Output the line containing "What does this" and all subsequent lines of the listing below, copied exactly, with no other lines.
··· Record list ···
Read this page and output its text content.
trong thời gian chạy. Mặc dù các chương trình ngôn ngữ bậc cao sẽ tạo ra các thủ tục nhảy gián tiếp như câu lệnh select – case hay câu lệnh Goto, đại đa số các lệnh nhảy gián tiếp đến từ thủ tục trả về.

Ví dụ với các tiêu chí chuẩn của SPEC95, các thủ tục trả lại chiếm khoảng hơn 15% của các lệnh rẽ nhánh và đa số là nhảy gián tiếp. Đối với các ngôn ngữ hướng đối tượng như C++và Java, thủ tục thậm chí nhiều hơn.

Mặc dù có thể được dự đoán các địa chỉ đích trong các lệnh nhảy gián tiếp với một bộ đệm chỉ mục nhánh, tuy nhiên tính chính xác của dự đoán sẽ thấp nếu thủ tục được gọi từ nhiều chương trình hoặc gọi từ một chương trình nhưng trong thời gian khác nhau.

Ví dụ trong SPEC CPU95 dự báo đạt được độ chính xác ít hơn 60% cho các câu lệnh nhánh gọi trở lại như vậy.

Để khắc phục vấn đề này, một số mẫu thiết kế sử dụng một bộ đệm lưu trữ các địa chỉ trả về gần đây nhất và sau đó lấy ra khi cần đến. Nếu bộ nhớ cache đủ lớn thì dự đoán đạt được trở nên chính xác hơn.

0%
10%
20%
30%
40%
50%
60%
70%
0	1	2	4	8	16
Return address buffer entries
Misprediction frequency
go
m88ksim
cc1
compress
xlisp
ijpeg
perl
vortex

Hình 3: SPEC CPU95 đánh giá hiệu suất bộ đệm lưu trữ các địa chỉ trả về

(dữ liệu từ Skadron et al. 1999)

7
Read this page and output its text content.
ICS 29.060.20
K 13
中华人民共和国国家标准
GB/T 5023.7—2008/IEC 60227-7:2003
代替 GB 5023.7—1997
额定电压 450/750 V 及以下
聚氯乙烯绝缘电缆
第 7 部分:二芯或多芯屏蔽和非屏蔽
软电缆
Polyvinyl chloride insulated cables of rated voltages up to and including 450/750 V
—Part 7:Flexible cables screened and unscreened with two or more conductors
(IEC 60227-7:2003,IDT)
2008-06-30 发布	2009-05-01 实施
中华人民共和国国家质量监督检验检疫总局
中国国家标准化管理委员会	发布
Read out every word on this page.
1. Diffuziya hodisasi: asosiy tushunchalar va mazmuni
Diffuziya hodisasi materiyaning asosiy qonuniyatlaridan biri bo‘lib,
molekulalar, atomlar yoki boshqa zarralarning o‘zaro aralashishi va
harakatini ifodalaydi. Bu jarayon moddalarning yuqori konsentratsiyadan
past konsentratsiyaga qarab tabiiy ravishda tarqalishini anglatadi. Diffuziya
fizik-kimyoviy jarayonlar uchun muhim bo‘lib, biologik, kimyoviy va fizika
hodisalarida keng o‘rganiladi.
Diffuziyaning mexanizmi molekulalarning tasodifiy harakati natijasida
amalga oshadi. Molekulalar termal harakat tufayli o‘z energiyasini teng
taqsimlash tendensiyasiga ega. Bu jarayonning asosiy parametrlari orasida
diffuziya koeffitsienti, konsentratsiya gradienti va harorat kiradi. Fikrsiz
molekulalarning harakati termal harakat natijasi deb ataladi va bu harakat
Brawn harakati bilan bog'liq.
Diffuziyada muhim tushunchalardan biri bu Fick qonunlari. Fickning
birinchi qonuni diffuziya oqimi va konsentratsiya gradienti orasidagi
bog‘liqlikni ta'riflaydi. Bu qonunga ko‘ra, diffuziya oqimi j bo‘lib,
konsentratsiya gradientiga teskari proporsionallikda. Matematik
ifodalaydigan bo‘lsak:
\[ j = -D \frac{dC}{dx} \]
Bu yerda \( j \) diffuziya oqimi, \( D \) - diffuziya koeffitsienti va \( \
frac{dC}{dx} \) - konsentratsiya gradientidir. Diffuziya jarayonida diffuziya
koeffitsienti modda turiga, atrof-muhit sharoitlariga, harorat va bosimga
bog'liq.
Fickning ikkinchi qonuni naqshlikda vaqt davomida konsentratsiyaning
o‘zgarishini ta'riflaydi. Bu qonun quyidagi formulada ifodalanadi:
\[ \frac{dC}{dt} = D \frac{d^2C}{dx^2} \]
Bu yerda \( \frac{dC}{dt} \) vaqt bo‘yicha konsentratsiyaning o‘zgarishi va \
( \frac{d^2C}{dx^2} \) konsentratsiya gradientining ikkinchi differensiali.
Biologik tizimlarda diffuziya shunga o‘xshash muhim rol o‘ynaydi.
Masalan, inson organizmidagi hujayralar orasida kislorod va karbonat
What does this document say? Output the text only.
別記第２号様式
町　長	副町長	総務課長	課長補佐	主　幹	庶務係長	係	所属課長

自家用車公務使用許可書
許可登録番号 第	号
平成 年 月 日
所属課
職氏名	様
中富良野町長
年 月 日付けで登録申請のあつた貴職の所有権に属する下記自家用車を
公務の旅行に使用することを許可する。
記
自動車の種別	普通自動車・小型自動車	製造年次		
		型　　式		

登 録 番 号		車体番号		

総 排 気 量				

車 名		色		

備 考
···
• [Task response]
What does this document say? Output the text only.
別記第２号様式
町　長	副町長	総務課長	課長補佐	主　幹	庶務係長	係	所属課長

自家用車公務使用許可書
許可登録番号 第	号
平成 年 月 日
所属課
職氏名	様
中富良野町長
年 月 日付けで登録申請のあつた貴職の所有権に属する下記自家用車を
公務の旅行に使用することを許可する。
記
自動車の種別	普通自動車・小型自動車	製造年次		
		型　　式		

登 録 番 号		車体番号		

総 排 気 量				

車 名		色		

備 考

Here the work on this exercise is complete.